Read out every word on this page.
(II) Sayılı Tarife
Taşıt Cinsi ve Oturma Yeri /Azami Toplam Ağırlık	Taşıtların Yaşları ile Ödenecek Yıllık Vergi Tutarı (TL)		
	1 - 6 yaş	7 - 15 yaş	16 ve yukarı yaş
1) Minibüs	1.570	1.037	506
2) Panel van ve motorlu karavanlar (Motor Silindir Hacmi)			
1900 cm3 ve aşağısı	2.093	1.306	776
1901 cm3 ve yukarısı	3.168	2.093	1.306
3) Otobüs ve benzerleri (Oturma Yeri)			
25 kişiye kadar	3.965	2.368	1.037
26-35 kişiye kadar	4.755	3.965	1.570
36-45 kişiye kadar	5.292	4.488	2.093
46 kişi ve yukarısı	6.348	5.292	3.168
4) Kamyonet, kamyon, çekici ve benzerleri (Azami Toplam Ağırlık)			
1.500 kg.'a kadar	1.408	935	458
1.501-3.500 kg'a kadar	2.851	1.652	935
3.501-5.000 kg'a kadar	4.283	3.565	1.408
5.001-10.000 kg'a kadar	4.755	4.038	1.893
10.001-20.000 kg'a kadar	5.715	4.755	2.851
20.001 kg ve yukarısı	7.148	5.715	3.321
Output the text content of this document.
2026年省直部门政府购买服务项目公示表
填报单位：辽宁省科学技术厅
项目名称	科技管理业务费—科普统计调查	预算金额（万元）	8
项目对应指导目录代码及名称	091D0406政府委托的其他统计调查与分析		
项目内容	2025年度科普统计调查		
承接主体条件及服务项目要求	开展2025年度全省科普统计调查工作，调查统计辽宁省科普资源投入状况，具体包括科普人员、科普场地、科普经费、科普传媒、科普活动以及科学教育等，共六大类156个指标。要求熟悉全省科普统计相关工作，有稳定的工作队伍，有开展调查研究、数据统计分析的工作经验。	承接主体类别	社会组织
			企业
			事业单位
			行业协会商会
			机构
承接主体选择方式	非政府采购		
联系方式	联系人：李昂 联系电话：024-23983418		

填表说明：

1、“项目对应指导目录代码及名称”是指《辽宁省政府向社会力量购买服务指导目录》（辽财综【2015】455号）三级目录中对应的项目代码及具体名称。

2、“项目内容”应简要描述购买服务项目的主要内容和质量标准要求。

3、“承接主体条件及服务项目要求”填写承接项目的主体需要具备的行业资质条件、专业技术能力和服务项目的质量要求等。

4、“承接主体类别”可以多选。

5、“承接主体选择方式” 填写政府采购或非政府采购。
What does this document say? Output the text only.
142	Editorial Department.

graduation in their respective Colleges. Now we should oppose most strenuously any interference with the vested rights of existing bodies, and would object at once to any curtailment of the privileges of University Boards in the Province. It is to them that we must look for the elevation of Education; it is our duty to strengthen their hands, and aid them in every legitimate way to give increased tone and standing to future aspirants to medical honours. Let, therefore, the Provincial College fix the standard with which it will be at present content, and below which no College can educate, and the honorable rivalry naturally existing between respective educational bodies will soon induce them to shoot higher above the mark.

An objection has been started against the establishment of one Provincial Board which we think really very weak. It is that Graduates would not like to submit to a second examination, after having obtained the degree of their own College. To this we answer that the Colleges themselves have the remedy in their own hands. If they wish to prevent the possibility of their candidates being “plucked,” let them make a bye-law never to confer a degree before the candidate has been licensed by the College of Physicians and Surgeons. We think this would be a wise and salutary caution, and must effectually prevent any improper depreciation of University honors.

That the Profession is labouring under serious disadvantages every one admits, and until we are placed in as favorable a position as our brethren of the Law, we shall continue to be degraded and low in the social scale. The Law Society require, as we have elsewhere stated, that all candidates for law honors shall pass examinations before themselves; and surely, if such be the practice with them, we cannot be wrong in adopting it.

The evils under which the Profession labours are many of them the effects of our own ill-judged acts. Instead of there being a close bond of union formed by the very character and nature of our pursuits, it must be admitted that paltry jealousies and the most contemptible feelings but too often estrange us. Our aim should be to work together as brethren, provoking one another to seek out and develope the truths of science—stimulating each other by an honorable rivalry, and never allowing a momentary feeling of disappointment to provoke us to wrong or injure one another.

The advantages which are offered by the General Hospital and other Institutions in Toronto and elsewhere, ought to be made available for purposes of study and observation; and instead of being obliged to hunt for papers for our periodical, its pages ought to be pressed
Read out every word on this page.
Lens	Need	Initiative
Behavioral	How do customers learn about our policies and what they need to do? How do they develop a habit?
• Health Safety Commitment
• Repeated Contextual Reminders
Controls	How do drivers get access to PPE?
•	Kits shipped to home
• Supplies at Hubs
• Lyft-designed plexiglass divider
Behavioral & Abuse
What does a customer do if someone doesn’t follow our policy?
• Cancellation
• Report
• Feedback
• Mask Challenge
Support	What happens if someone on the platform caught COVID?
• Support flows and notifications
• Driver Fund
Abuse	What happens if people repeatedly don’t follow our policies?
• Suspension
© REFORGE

----------

Generate an exact reproduction of all entries.

» **THE RESULT**:
Read out every word on this page.
(II) Sayılı Tarife
Taşıt Cinsi ve Oturma Yeri /Azami Toplam Ağırlık	Taşıtların Yaşları ile Ödenecek Yıllık Vergi Tutarı (TL)		
	1 - 6 yaş	7 - 15 yaş	16 ve yukarı yaş
1) Minibüs	1.570	1.037	506
2) Panel van ve motorlu karavanlar (Motor Silindir Hacmi)			
1900 cm3 ve aşağısı	2.093	1.306	776
1901 cm3 ve yukarısı	3.168	2.093	1.306
3) Otobüs ve benzerleri (Oturma Yeri)			
25 kişiye kadar	3.965	2.368	1.037
26-35 kişiye kadar	4.755	3.965	1.570
36-45 kişiye kadar	5.292	4.488	2.093
46 kişi ve yukarısı	6.348	5.292	3.168
4) Kamyonet, kamyon, çekici ve benzerleri (Azami Toplam Ağırlık)			
1.500 kg.'a kadar	1.408	935	458
1.501-3.500 kg'a kadar	2.851	1.652	935
3.501-5.000 kg'a kadar	4.283	3.565	1.408
5.001-10.000 kg'a kadar	4.755	4.038	1.893
10.001-20.000 kg'a kadar	5.715	4.755	2.851
20.001 kg ve yukarısı	7.148	5.715	3.321
Output the text content of this document.
2026年省直部门政府购买服务项目公示表
填报单位：辽宁省科学技术厅
项目名称	科技管理业务费—科普统计调查	预算金额（万元）	8
项目对应指导目录代码及名称	091D0406政府委托的其他统计调查与分析		
项目内容	2025年度科普统计调查		
承接主体条件及服务项目要求	开展2025年度全省科普统计调查工作，调查统计辽宁省科普资源投入状况，具体包括科普人员、科普场地、科普经费、科普传媒、科普活动以及科学教育等，共六大类156个指标。要求熟悉全省科普统计相关工作，有稳定的工作队伍，有开展调查研究、数据统计分析的工作经验。	承接主体类别	社会组织
			企业
			事业单位
			行业协会商会
			机构
承接主体选择方式	非政府采购		
联系方式	联系人：李昂 联系电话：024-23983418		

填表说明：

1、“项目对应指导目录代码及名称”是指《辽宁省政府向社会力量购买服务指导目录》（辽财综【2015】455号）三级目录中对应的项目代码及具体名称。

2、“项目内容”应简要描述购买服务项目的主要内容和质量标准要求。

3、“承接主体条件及服务项目要求”填写承接项目的主体需要具备的行业资质条件、专业技术能力和服务项目的质量要求等。

4、“承接主体类别”可以多选。

5、“承接主体选择方式” 填写政府采购或非政府采购。
What does this document say? Output the text only.
142	Editorial Department.

graduation in their respective Colleges. Now we should oppose most strenuously any interference with the vested rights of existing bodies, and would object at once to any curtailment of the privileges of University Boards in the Province. It is to them that we must look for the elevation of Education; it is our duty to strengthen their hands, and aid them in every legitimate way to give increased tone and standing to future aspirants to medical honours. Let, therefore, the Provincial College fix the standard with which it will be at present content, and below which no College can educate, and the honorable rivalry naturally existing between respective educational bodies will soon induce them to shoot higher above the mark.

An objection has been started against the establishment of one Provincial Board which we think really very weak. It is that Graduates would not like to submit to a second examination, after having obtained the degree of their own College. To this we answer that the Colleges themselves have the remedy in their own hands. If they wish to prevent the possibility of their candidates being “plucked,” let them make a bye-law never to confer a degree before the candidate has been licensed by the College of Physicians and Surgeons. We think this would be a wise and salutary caution, and must effectually prevent any improper depreciation of University honors.

That the Profession is labouring under serious disadvantages every one admits, and until we are placed in as favorable a position as our brethren of the Law, we shall continue to be degraded and low in the social scale. The Law Society require, as we have elsewhere stated, that all candidates for law honors shall pass examinations before themselves; and surely, if such be the practice with them, we cannot be wrong in adopting it.

The evils under which the Profession labours are many of them the effects of our own ill-judged acts. Instead of there being a close bond of union formed by the very character and nature of our pursuits, it must be admitted that paltry jealousies and the most contemptible feelings but too often estrange us. Our aim should be to work together as brethren, provoking one another to seek out and develope the truths of science—stimulating each other by an honorable rivalry, and never allowing a momentary feeling of disappointment to provoke us to wrong or injure one another.

The advantages which are offered by the General Hospital and other Institutions in Toronto and elsewhere, ought to be made available for purposes of study and observation; and instead of being obliged to hunt for papers for our periodical, its pages ought to be pressed
Read out every word on this page.
Lens	Need	Initiative
Behavioral	How do customers learn about our policies and what they need to do? How do they develop a habit?
• Health Safety Commitment
• Repeated Contextual Reminders
Controls	How do drivers get access to PPE?
•	Kits shipped to home
• Supplies at Hubs
• Lyft-designed plexiglass divider
Behavioral & Abuse
What does a customer do if someone doesn’t follow our policy?
• Cancellation
• Report
• Feedback
• Mask Challenge
Support	What happens if someone on the platform caught COVID?
• Support flows and notifications
• Driver Fund
Abuse	What happens if people repeatedly don’t follow our policies?
• Suspension
© REFORGE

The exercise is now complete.